_DESCRIPTION OF THE TASK_:
From the records below, give the number of lines that contain the string "color", without any other text.

##############################

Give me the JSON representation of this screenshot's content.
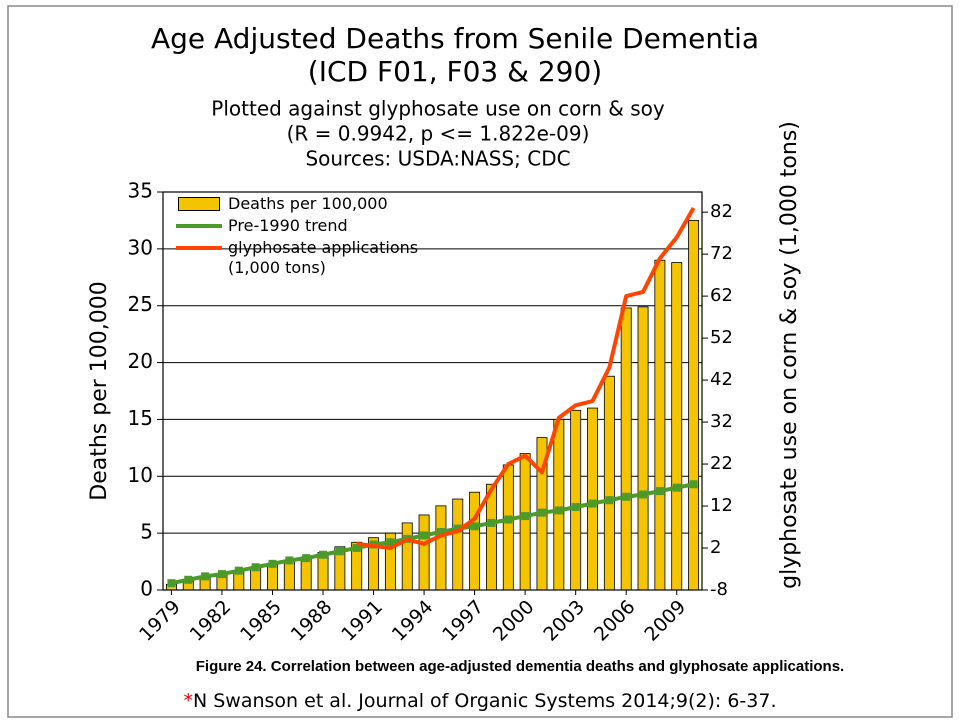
{
  "chart_data": {
    "type": "bar",
    "title": [
      "Age Adjusted Deaths from Senile Dementia",
      "(ICD F01, F03 & 290)"
    ],
    "subtitle": [
      "Plotted against glyphosate use on corn & soy",
      "(R = 0.9942, p <= 1.822e-09)",
      "Sources: USDA:NASS; CDC"
    ],
    "y_label": "Deaths per 100,000",
    "y2_label": "glyphosate use on corn & soy (1,000 tons)",
    "categories": [
      "1979",
      null,
      null,
      "1982",
      null,
      null,
      "1985",
      null,
      null,
      "1988",
      null,
      null,
      "1991",
      null,
      null,
      "1994",
      null,
      null,
      "1997",
      null,
      null,
      "2000",
      null,
      null,
      "2003",
      null,
      null,
      "2006",
      null,
      null,
      "2009",
      null
    ],
    "series": [
      {
        "name": "Deaths per 100,000",
        "type": "bar",
        "color": "#f5c400",
        "values": [
          0.5,
          0.8,
          1.1,
          1.4,
          1.7,
          2.0,
          2.3,
          2.6,
          2.9,
          3.3,
          3.8,
          4.2,
          4.6,
          5.0,
          5.9,
          6.6,
          7.4,
          8.0,
          8.6,
          9.3,
          11.0,
          12.0,
          13.4,
          15.0,
          15.8,
          16.0,
          18.8,
          24.8,
          24.9,
          29.0,
          28.8,
          32.5
        ]
      },
      {
        "name": "Pre-1990 trend",
        "type": "line",
        "color": "#4c9a2a",
        "marker": "square",
        "values": [
          0.6,
          0.9,
          1.2,
          1.4,
          1.7,
          2.0,
          2.3,
          2.6,
          2.8,
          3.1,
          3.4,
          3.7,
          4.0,
          4.2,
          4.5,
          4.8,
          5.1,
          5.4,
          5.6,
          5.9,
          6.2,
          6.5,
          6.8,
          7.0,
          7.3,
          7.6,
          7.9,
          8.2,
          8.4,
          8.7,
          9.0,
          9.3
        ]
      },
      {
        "name": "glyphosate applications (1,000 tons)",
        "type": "line",
        "color": "#ff4500",
        "axis": "y2",
        "values": [
          null,
          null,
          null,
          null,
          null,
          null,
          null,
          null,
          null,
          null,
          null,
          3,
          2.5,
          2,
          4,
          3,
          5,
          6,
          9,
          16,
          22,
          24,
          20,
          33,
          36,
          37,
          45,
          62,
          63,
          71,
          76,
          83
        ]
      }
    ],
    "ylim": [
      0,
      35
    ],
    "yticks": [
      0,
      5,
      10,
      15,
      20,
      25,
      30,
      35
    ],
    "y2lim": [
      -8,
      86.8
    ],
    "y2ticks": [
      -8,
      2,
      12,
      22,
      32,
      42,
      52,
      62,
      72,
      82
    ],
    "grid": true,
    "legend": "upper left",
    "caption": "Figure 24. Correlation between age-adjusted dementia deaths and glyphosate applications.",
    "footnote_marker": "*",
    "footnote": "N Swanson et al. Journal of Organic Systems 2014;9(2): 6-37."
  }
}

##############################

_RESULT OF THIS EXERCISE_:
3